■ **Exercise details**: Scan the lines below for the word "Cabling". Copy each line you find it in.

··· Entries ···

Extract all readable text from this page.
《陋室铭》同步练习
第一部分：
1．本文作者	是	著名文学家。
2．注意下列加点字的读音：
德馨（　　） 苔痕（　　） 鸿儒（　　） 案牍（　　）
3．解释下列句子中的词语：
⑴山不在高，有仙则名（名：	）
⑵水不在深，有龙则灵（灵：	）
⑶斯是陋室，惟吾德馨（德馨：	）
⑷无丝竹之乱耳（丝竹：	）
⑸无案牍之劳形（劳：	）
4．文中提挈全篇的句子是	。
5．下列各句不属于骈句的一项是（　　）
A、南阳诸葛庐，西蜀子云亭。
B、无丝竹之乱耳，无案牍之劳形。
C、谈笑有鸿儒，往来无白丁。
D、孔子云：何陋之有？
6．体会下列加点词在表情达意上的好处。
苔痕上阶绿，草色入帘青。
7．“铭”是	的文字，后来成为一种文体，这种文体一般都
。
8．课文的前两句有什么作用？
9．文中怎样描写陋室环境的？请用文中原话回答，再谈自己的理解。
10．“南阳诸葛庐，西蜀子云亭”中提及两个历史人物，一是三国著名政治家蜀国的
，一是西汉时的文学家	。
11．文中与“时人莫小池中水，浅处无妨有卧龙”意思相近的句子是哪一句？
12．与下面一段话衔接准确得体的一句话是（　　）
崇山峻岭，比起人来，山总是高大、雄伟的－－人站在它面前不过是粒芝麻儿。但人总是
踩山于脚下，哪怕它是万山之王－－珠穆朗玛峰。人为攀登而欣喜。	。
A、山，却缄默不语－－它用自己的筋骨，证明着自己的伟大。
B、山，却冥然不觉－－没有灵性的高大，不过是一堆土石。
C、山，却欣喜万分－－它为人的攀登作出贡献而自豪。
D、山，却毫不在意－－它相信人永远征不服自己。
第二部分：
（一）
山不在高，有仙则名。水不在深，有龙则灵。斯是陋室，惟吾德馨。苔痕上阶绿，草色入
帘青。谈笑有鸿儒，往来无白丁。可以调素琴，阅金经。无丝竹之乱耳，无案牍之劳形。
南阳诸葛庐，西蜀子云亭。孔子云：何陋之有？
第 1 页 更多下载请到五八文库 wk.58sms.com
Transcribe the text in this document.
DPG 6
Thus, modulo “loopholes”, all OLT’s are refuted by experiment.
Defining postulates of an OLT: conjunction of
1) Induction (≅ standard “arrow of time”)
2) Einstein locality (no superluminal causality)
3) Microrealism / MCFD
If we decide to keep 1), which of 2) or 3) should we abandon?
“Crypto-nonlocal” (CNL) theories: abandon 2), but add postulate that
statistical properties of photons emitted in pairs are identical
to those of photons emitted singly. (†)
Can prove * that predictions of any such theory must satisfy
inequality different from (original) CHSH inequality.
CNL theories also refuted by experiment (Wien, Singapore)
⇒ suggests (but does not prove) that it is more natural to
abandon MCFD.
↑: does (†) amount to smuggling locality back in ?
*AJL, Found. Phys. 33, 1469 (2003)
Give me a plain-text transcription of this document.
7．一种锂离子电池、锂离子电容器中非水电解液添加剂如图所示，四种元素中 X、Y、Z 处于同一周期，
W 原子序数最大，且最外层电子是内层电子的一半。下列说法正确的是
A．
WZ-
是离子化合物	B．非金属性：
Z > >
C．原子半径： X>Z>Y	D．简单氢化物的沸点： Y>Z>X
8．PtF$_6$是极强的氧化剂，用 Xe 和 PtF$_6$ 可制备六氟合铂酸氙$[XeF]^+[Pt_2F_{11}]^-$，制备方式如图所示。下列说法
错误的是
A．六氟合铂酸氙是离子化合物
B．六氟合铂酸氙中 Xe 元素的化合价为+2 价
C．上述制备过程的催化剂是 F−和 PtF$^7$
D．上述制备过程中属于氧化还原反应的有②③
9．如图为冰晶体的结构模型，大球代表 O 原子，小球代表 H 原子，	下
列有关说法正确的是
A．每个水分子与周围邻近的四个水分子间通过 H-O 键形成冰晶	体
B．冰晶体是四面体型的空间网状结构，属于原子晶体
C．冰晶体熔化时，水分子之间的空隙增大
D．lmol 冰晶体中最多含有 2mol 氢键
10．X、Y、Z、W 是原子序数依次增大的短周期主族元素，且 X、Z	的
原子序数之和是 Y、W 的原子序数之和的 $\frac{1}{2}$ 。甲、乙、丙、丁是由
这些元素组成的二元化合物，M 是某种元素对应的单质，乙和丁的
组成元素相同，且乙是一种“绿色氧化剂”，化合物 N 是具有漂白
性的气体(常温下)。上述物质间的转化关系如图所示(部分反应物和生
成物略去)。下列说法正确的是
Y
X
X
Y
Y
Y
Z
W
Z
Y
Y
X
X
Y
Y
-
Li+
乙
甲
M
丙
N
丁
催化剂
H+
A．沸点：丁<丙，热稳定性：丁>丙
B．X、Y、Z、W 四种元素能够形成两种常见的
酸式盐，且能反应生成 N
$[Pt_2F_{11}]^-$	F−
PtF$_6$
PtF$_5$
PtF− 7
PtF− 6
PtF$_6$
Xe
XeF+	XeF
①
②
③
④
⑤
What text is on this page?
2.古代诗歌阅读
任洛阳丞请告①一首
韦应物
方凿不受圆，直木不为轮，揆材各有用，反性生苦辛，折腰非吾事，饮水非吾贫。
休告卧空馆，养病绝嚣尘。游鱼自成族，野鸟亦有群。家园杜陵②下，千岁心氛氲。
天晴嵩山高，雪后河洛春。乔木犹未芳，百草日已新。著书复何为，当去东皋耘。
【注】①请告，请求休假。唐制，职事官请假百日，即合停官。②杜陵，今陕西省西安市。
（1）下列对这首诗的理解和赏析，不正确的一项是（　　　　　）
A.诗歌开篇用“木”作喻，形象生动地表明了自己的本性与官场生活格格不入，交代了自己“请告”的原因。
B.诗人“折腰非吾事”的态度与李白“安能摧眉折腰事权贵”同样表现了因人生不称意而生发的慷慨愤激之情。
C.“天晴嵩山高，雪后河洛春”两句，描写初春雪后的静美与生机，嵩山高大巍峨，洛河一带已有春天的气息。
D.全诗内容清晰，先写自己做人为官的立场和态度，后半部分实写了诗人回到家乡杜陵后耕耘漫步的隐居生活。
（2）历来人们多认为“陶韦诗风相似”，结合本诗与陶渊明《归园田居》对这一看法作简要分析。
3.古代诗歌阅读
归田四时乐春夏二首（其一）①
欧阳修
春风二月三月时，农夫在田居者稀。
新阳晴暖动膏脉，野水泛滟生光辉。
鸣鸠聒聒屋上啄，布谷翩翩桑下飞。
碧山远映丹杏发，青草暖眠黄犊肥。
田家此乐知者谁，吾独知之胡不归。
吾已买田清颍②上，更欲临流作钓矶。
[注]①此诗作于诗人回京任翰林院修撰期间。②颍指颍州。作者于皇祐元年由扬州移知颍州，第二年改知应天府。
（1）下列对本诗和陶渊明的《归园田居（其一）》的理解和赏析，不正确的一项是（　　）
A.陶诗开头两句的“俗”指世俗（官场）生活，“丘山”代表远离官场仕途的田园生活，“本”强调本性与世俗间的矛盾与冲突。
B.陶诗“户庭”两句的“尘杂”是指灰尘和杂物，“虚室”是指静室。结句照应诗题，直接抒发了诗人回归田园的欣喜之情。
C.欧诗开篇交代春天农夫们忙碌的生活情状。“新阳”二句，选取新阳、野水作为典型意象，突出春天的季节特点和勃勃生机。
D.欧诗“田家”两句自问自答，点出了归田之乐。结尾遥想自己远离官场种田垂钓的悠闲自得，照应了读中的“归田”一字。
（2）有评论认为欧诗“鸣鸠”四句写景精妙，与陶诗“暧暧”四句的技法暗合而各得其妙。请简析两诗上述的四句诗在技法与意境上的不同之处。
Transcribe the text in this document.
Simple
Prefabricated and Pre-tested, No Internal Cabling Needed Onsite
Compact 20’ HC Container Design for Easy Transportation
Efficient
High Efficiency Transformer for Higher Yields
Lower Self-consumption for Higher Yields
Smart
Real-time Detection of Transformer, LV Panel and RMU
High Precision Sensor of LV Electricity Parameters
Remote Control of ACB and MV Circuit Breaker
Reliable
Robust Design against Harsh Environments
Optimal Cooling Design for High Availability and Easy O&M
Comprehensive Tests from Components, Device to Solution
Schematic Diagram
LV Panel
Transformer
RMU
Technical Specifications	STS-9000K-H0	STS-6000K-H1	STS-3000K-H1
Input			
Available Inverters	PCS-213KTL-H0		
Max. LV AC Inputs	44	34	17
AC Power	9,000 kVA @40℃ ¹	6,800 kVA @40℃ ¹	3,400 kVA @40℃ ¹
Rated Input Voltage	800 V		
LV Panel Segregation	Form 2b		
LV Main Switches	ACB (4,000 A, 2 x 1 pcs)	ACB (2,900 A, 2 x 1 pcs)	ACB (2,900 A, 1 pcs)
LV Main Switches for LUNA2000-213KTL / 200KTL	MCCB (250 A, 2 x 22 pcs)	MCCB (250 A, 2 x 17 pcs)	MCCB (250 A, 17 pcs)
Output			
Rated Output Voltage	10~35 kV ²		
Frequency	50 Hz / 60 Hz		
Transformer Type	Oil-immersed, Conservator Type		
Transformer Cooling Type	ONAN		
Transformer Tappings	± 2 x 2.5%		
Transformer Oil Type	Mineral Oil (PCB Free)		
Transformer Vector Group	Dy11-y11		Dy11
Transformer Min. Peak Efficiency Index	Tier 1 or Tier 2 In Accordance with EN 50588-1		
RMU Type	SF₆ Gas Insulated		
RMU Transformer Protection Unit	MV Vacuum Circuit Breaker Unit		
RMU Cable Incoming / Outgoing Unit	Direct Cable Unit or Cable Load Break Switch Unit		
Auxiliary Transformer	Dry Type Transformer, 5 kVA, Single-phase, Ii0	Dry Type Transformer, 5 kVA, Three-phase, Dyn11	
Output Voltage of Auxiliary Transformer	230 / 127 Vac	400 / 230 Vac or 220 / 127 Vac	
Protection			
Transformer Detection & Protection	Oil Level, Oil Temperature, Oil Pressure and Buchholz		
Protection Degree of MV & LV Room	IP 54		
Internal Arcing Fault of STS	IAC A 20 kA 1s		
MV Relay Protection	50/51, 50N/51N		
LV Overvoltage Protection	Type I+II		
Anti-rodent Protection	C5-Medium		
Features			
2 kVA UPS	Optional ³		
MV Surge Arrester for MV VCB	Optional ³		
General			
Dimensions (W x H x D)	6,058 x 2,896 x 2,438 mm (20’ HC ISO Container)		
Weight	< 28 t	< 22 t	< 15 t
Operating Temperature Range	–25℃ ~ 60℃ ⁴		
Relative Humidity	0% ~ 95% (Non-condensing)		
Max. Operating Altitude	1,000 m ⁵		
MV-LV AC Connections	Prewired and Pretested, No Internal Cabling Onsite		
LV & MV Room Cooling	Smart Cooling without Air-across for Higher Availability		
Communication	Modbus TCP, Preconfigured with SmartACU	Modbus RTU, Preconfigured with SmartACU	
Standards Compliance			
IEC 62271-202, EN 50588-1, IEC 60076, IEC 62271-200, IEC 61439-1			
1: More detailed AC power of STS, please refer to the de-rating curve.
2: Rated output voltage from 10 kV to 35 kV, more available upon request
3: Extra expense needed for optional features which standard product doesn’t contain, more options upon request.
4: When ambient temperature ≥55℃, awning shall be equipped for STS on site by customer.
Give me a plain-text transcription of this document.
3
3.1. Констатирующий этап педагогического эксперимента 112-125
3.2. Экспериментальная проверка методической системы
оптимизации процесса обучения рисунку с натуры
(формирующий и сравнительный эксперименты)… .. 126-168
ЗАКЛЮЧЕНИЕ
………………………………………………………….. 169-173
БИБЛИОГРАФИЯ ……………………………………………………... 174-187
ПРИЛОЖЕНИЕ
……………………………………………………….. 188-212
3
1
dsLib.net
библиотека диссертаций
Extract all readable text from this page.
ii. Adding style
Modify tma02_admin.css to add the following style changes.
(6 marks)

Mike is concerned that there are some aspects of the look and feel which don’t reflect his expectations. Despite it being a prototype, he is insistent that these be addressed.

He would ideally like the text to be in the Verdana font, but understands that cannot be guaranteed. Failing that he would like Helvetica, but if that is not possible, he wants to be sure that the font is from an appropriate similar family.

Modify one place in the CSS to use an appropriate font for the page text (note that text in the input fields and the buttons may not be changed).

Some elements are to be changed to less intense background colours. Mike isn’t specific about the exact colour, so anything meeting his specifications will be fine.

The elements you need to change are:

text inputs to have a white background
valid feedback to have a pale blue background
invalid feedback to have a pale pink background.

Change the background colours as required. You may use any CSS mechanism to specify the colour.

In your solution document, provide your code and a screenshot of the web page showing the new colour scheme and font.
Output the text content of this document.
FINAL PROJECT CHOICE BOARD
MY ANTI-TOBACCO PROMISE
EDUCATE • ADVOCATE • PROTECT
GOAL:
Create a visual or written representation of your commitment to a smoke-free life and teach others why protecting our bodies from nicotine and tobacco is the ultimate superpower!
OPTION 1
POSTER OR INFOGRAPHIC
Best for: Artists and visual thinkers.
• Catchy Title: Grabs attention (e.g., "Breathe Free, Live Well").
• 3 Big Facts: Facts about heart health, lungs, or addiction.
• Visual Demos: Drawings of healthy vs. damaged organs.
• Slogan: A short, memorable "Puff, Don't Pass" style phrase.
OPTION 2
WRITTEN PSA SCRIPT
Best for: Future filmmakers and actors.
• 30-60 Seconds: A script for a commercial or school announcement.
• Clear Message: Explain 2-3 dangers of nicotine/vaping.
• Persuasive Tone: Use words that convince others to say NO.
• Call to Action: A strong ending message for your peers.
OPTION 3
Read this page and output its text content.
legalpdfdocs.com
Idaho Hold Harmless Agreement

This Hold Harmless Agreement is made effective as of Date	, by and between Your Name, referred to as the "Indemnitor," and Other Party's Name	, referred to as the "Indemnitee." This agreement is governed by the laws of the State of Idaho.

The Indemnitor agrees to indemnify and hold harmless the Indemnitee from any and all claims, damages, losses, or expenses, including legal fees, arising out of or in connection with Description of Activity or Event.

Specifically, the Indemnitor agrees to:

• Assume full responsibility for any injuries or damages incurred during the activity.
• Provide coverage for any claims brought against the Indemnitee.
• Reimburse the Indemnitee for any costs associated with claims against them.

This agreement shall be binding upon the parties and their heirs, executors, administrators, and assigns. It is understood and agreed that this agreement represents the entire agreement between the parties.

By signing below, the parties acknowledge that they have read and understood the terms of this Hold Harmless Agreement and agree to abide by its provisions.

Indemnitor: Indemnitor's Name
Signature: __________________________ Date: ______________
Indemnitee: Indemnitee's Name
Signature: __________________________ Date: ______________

···

■ **Output of the task**:
Prefabricated and Pre-tested, No Internal Cabling Needed Onsite
MV-LV AC Connections	Prewired and Pretested, No Internal Cabling Onsite		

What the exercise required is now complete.